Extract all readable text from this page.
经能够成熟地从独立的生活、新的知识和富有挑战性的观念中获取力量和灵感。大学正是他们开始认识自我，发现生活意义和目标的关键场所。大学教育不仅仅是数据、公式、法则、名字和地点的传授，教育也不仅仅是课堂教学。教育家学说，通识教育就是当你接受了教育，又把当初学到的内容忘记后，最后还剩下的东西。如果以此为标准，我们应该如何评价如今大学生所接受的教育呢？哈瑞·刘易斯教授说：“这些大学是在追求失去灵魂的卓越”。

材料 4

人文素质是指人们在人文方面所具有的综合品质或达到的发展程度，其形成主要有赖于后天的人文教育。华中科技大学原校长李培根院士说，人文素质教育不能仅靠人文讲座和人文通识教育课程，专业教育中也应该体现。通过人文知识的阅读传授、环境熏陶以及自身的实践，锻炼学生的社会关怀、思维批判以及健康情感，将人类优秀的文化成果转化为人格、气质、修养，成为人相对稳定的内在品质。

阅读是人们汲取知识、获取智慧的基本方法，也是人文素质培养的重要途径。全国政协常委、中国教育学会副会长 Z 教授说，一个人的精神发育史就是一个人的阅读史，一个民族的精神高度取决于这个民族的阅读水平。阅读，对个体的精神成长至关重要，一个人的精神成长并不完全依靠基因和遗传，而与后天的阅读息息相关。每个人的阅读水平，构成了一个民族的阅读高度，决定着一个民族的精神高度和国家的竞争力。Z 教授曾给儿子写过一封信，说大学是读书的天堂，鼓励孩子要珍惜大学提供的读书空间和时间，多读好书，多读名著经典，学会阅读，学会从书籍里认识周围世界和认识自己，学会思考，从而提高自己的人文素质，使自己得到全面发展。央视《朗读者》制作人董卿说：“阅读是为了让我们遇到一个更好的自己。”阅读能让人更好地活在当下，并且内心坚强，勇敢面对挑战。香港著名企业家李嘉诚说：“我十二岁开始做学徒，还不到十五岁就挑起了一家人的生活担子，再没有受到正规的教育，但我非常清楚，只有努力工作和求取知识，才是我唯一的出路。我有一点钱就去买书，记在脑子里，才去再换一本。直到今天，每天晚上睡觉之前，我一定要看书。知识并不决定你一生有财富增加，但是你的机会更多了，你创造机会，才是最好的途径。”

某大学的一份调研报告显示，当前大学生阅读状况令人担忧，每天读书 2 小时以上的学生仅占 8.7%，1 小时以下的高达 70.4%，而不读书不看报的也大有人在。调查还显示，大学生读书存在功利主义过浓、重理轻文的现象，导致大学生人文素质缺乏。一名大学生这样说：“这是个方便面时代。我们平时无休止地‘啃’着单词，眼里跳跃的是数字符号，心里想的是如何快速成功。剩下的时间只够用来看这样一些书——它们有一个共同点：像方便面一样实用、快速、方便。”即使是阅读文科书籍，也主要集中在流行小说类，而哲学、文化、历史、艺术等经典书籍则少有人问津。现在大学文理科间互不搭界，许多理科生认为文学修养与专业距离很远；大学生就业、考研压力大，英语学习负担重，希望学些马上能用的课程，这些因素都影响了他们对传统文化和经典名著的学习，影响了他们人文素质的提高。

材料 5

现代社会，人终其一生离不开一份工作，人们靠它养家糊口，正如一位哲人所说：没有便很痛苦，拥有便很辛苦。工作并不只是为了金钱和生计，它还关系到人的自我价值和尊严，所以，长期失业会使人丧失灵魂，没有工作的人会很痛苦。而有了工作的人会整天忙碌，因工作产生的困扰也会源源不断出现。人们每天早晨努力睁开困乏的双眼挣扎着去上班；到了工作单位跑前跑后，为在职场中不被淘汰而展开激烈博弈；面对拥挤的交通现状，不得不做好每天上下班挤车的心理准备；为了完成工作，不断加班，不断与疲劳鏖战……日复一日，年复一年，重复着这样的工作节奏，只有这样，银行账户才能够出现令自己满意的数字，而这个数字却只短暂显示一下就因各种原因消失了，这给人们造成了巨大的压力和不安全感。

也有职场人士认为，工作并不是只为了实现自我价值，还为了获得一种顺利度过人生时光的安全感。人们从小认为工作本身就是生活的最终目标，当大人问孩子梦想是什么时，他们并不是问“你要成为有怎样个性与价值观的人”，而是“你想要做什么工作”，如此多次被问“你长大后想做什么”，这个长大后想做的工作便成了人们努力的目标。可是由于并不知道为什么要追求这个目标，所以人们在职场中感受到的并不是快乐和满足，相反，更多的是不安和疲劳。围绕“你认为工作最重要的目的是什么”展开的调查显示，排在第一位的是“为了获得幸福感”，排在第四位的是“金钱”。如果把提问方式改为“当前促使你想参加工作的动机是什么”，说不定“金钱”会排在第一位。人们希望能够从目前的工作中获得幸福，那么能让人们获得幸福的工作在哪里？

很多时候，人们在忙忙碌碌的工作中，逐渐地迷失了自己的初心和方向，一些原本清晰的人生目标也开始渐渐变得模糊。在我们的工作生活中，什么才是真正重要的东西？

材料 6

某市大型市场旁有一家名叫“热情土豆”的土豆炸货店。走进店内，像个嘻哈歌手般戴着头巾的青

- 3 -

━━━━━━━━━━━━━━━━━━━━

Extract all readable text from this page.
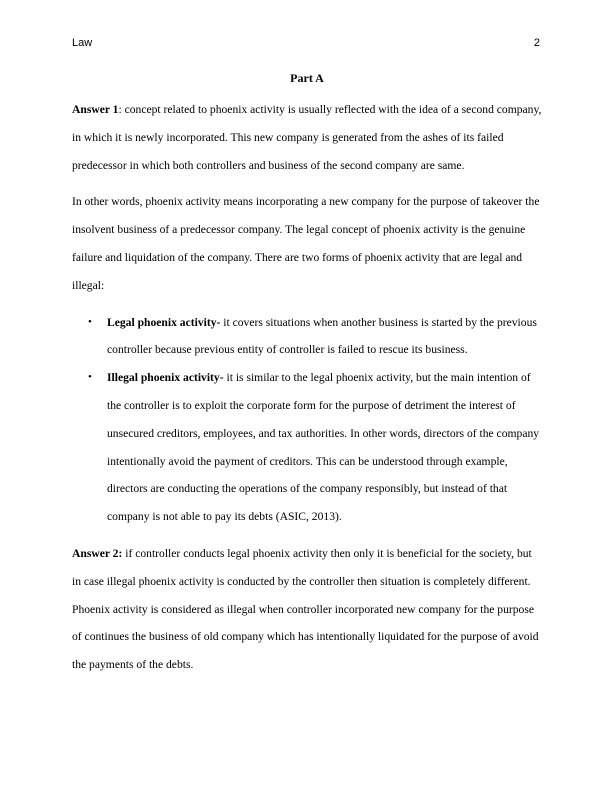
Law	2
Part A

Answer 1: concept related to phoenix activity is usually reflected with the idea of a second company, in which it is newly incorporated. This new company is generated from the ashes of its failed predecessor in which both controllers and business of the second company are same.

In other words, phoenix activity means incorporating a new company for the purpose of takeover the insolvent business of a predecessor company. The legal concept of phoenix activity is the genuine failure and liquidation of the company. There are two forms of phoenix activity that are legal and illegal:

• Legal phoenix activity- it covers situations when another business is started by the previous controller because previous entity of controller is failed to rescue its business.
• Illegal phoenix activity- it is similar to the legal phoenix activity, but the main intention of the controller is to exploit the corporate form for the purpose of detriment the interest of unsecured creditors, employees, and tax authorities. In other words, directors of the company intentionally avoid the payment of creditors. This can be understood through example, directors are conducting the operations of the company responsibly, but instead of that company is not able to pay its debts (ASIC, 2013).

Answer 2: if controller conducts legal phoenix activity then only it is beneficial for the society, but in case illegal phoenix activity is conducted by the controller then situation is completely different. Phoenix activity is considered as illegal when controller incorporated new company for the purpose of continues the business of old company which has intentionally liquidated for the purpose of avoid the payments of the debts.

━━━━━━━━━━━━━━━━━━━━

Using the listing above, return all lines where the word "purpose" occurs.

In other words, phoenix activity means incorporating a new company for the purpose of takeover the insolvent business of a predecessor company. The legal concept of phoenix activity is the genuine failure and liquidation of the company. There are two forms of phoenix activity that are legal and illegal:
• Illegal phoenix activity- it is similar to the legal phoenix activity, but the main intention of the controller is to exploit the corporate form for the purpose of detriment the interest of unsecured creditors, employees, and tax authorities. In other words, directors of the company intentionally avoid the payment of creditors. This can be understood through example, directors are conducting the operations of the company responsibly, but instead of that company is not able to pay its debts (ASIC, 2013).
Answer 2: if controller conducts legal phoenix activity then only it is beneficial for the society, but in case illegal phoenix activity is conducted by the controller then situation is completely different. Phoenix activity is considered as illegal when controller incorporated new company for the purpose of continues the business of old company which has intentionally liquidated for the purpose of avoid the payments of the debts.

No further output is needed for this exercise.